■ **The request**: Copy out the data below as written; omit any images.
┄┄┄┄┄┄┄┄┄┄┄┄┄┄┄┄┄┄┄┄
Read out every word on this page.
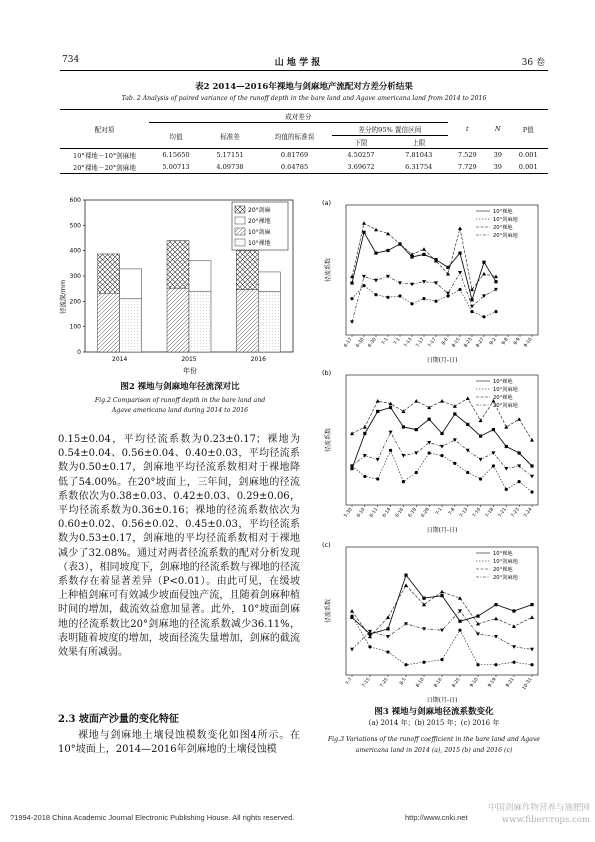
734	山 地 学 报	36 卷
表2 2014—2016年裸地与剑麻地产流配对方差分析结果
Tab. 2 Analysis of paired variance of the runoff depth in the bare land and Agave americana land from 2014 to 2016
配对项	成对差分					t	N	P值
	均值	标准差	均值的标准误	差分的95% 置信区间				
				下限	上限			
10°裸地－10°剑麻地	6.15650	5.17151	0.81769	4.50257	7.81043	7.529	39	0.001
20°裸地－20°剑麻地	5.00713	4.09738	0.64785	3.69672	6.31754	7.729	39	0.001
0
100
200
300
400
500
600
2014	2015	2016
20°剑麻
20°裸地
10°剑麻
10°裸地
径流深/mm
年份
图2 裸地与剑麻地年径流深对比
Fig.2 Comparison of runoff depth in the bare land and
Agave americana land during 2014 to 2016
(a)
径流系数
日期(月-日)
6-17 6-30 6-30 7-1 7-1 7-13 7-17 7-17 8-6 8-15 8-23 8-27 9-2 9-8 9-9 9-10
10°裸地
10°剑麻地
20°裸地
20°剑麻地
(b)
径流系数
日期(月-日)
5-30 6-10 6-11 6-14 6-16 6-18 6-28 7-1 7-8 7-13 7-16 7-18 7-21 7-23 7-24
10°裸地
10°剑麻地
20°裸地
20°剑麻地
(c)
径流系数
日期(月-日)
7-7 7-15 7-25 8-5 8-10 8-16 8-25 9-10 9-19 9-21 10-31
10°裸地
10°剑麻地
20°裸地
20°剑麻地
图3 裸地与剑麻地径流系数变化
(a) 2014 年；(b) 2015 年；(c) 2016 年
Fig.3 Variations of the runoff coefficient in the bare land and Agave
americana land in 2014 (a), 2015 (b) and 2016 (c)

0.15±0.04，平均径流系数为0.23±0.17；裸地为0.54±0.04、0.56±0.04、0.40±0.03，平均径流系数为0.50±0.17，剑麻地平均径流系数相对于裸地降低了54.00%。在20°坡面上，三年间，剑麻地的径流系数依次为0.38±0.03、0.42±0.03、0.29±0.06，平均径流系数为0.36±0.16；裸地的径流系数依次为0.60±0.02、0.56±0.02、0.45±0.03，平均径流系数为0.53±0.17，剑麻地的平均径流系数相对于裸地减少了32.08%。通过对两者径流系数的配对分析发现（表3），相同坡度下，剑麻地的径流系数与裸地的径流系数存在着显著差异（P<0.01）。由此可见，在缓坡上种植剑麻可有效减少坡面侵蚀产流，且随着剑麻种植时间的增加，截流效益愈加显著。此外，10°坡面剑麻地的径流系数比20°剑麻地的径流系数减少36.11%，表明随着坡度的增加，坡面径流失量增加，剑麻的截流效果有所减弱。

2.3 坡面产沙量的变化特征

裸地与剑麻地土壤侵蚀模数变化如图4所示。在10°坡面上，2014—2016年剑麻地的土壤侵蚀模

?1994-2018 China Academic Journal Electronic Publishing House. All rights reserved.	http://www.cnki.net
中国剑麻作物营养与施肥网 www.fibercrops.com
┄┄┄┄┄┄┄┄┄┄┄┄┄┄┄┄┄┄┄┄
■ **Answer for this exercise**:
Read out every word on this page.
734	山 地 学 报	36 卷
表2 2014—2016年裸地与剑麻地产流配对方差分析结果
Tab. 2 Analysis of paired variance of the runoff depth in the bare land and Agave americana land from 2014 to 2016
配对项	成对差分					t	N	P值
	均值	标准差	均值的标准误	差分的95% 置信区间				
				下限	上限			
10°裸地－10°剑麻地	6.15650	5.17151	0.81769	4.50257	7.81043	7.529	39	0.001
20°裸地－20°剑麻地	5.00713	4.09738	0.64785	3.69672	6.31754	7.729	39	0.001
0
100
200
300
400
500
600
2014	2015	2016
20°剑麻
20°裸地
10°剑麻
10°裸地
径流深/mm
年份
图2 裸地与剑麻地年径流深对比
Fig.2 Comparison of runoff depth in the bare land and
Agave americana land during 2014 to 2016
(a)
径流系数
日期(月-日)
6-17 6-30 6-30 7-1 7-1 7-13 7-17 7-17 8-6 8-15 8-23 8-27 9-2 9-8 9-9 9-10
10°裸地
10°剑麻地
20°裸地
20°剑麻地
(b)
径流系数
日期(月-日)
5-30 6-10 6-11 6-14 6-16 6-18 6-28 7-1 7-8 7-13 7-16 7-18 7-21 7-23 7-24
10°裸地
10°剑麻地
20°裸地
20°剑麻地
(c)
径流系数
日期(月-日)
7-7 7-15 7-25 8-5 8-10 8-16 8-25 9-10 9-19 9-21 10-31
10°裸地
10°剑麻地
20°裸地
20°剑麻地
图3 裸地与剑麻地径流系数变化
(a) 2014 年；(b) 2015 年；(c) 2016 年
Fig.3 Variations of the runoff coefficient in the bare land and Agave
americana land in 2014 (a), 2015 (b) and 2016 (c)

0.15±0.04，平均径流系数为0.23±0.17；裸地为0.54±0.04、0.56±0.04、0.40±0.03，平均径流系数为0.50±0.17，剑麻地平均径流系数相对于裸地降低了54.00%。在20°坡面上，三年间，剑麻地的径流系数依次为0.38±0.03、0.42±0.03、0.29±0.06，平均径流系数为0.36±0.16；裸地的径流系数依次为0.60±0.02、0.56±0.02、0.45±0.03，平均径流系数为0.53±0.17，剑麻地的平均径流系数相对于裸地减少了32.08%。通过对两者径流系数的配对分析发现（表3），相同坡度下，剑麻地的径流系数与裸地的径流系数存在着显著差异（P<0.01）。由此可见，在缓坡上种植剑麻可有效减少坡面侵蚀产流，且随着剑麻种植时间的增加，截流效益愈加显著。此外，10°坡面剑麻地的径流系数比20°剑麻地的径流系数减少36.11%，表明随着坡度的增加，坡面径流失量增加，剑麻的截流效果有所减弱。

2.3 坡面产沙量的变化特征

裸地与剑麻地土壤侵蚀模数变化如图4所示。在10°坡面上，2014—2016年剑麻地的土壤侵蚀模

?1994-2018 China Academic Journal Electronic Publishing House. All rights reserved.	http://www.cnki.net
中国剑麻作物营养与施肥网 www.fibercrops.com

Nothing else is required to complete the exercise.